• PROBLEM TO WORK ON:
Output the records. Match them exactly.

+++ INPUT +++

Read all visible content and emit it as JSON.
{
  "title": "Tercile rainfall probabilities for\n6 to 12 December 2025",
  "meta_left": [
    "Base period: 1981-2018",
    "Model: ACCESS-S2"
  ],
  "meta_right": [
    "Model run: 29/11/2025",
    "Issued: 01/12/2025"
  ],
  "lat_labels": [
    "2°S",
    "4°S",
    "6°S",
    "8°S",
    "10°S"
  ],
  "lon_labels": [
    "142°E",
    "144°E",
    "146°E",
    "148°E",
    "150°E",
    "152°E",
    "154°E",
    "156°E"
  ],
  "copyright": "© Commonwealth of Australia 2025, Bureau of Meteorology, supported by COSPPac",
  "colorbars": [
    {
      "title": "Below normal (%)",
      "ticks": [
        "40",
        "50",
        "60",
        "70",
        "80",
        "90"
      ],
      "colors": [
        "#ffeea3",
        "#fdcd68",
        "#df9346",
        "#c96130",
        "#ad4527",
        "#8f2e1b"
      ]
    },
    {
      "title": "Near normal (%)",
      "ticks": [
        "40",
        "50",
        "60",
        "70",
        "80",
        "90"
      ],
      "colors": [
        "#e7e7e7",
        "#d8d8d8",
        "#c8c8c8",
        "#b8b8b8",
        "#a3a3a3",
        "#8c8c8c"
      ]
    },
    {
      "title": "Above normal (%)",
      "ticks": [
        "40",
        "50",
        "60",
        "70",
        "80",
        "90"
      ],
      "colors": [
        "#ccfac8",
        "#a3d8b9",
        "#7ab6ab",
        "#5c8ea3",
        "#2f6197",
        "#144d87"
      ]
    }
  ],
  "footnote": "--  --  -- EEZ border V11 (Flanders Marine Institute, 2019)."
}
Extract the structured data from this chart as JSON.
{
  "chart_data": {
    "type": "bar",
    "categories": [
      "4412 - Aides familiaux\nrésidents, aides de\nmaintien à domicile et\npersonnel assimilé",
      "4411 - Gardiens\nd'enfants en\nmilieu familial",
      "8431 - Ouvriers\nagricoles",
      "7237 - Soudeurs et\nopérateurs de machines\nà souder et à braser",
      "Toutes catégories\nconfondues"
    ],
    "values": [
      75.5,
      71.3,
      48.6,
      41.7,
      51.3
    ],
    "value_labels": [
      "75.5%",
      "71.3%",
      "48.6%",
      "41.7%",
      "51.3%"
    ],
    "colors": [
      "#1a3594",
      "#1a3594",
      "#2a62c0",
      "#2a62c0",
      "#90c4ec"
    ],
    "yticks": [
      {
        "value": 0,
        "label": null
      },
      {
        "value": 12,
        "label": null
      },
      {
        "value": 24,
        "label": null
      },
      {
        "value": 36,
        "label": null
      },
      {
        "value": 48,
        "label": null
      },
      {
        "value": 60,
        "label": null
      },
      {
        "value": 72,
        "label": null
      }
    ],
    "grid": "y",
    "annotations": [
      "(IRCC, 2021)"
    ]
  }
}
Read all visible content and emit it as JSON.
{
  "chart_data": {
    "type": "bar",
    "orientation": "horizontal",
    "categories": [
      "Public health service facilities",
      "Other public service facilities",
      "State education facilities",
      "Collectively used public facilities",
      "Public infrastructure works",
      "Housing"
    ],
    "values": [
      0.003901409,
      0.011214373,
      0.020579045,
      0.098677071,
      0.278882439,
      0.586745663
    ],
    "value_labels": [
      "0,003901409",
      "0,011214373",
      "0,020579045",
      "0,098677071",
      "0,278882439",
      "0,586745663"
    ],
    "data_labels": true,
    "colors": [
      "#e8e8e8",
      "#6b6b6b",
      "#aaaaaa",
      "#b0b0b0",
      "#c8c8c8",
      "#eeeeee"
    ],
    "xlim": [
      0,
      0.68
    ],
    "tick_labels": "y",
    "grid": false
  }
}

+++

• SOLUTION TO THE EXERCISE:
Read all visible content and emit it as JSON.
{
  "title": "Tercile rainfall probabilities for\n6 to 12 December 2025",
  "meta_left": [
    "Base period: 1981-2018",
    "Model: ACCESS-S2"
  ],
  "meta_right": [
    "Model run: 29/11/2025",
    "Issued: 01/12/2025"
  ],
  "lat_labels": [
    "2°S",
    "4°S",
    "6°S",
    "8°S",
    "10°S"
  ],
  "lon_labels": [
    "142°E",
    "144°E",
    "146°E",
    "148°E",
    "150°E",
    "152°E",
    "154°E",
    "156°E"
  ],
  "copyright": "© Commonwealth of Australia 2025, Bureau of Meteorology, supported by COSPPac",
  "colorbars": [
    {
      "title": "Below normal (%)",
      "ticks": [
        "40",
        "50",
        "60",
        "70",
        "80",
        "90"
      ],
      "colors": [
        "#ffeea3",
        "#fdcd68",
        "#df9346",
        "#c96130",
        "#ad4527",
        "#8f2e1b"
      ]
    },
    {
      "title": "Near normal (%)",
      "ticks": [
        "40",
        "50",
        "60",
        "70",
        "80",
        "90"
      ],
      "colors": [
        "#e7e7e7",
        "#d8d8d8",
        "#c8c8c8",
        "#b8b8b8",
        "#a3a3a3",
        "#8c8c8c"
      ]
    },
    {
      "title": "Above normal (%)",
      "ticks": [
        "40",
        "50",
        "60",
        "70",
        "80",
        "90"
      ],
      "colors": [
        "#ccfac8",
        "#a3d8b9",
        "#7ab6ab",
        "#5c8ea3",
        "#2f6197",
        "#144d87"
      ]
    }
  ],
  "footnote": "--  --  -- EEZ border V11 (Flanders Marine Institute, 2019)."
}
Extract the structured data from this chart as JSON.
{
  "chart_data": {
    "type": "bar",
    "categories": [
      "4412 - Aides familiaux\nrésidents, aides de\nmaintien à domicile et\npersonnel assimilé",
      "4411 - Gardiens\nd'enfants en\nmilieu familial",
      "8431 - Ouvriers\nagricoles",
      "7237 - Soudeurs et\nopérateurs de machines\nà souder et à braser",
      "Toutes catégories\nconfondues"
    ],
    "values": [
      75.5,
      71.3,
      48.6,
      41.7,
      51.3
    ],
    "value_labels": [
      "75.5%",
      "71.3%",
      "48.6%",
      "41.7%",
      "51.3%"
    ],
    "colors": [
      "#1a3594",
      "#1a3594",
      "#2a62c0",
      "#2a62c0",
      "#90c4ec"
    ],
    "yticks": [
      {
        "value": 0,
        "label": null
      },
      {
        "value": 12,
        "label": null
      },
      {
        "value": 24,
        "label": null
      },
      {
        "value": 36,
        "label": null
      },
      {
        "value": 48,
        "label": null
      },
      {
        "value": 60,
        "label": null
      },
      {
        "value": 72,
        "label": null
      }
    ],
    "grid": "y",
    "annotations": [
      "(IRCC, 2021)"
    ]
  }
}
Read all visible content and emit it as JSON.
{
  "chart_data": {
    "type": "bar",
    "orientation": "horizontal",
    "categories": [
      "Public health service facilities",
      "Other public service facilities",
      "State education facilities",
      "Collectively used public facilities",
      "Public infrastructure works",
      "Housing"
    ],
    "values": [
      0.003901409,
      0.011214373,
      0.020579045,
      0.098677071,
      0.278882439,
      0.586745663
    ],
    "value_labels": [
      "0,003901409",
      "0,011214373",
      "0,020579045",
      "0,098677071",
      "0,278882439",
      "0,586745663"
    ],
    "data_labels": true,
    "colors": [
      "#e8e8e8",
      "#6b6b6b",
      "#aaaaaa",
      "#b0b0b0",
      "#c8c8c8",
      "#eeeeee"
    ],
    "xlim": [
      0,
      0.68
    ],
    "tick_labels": "y",
    "grid": false
  }
}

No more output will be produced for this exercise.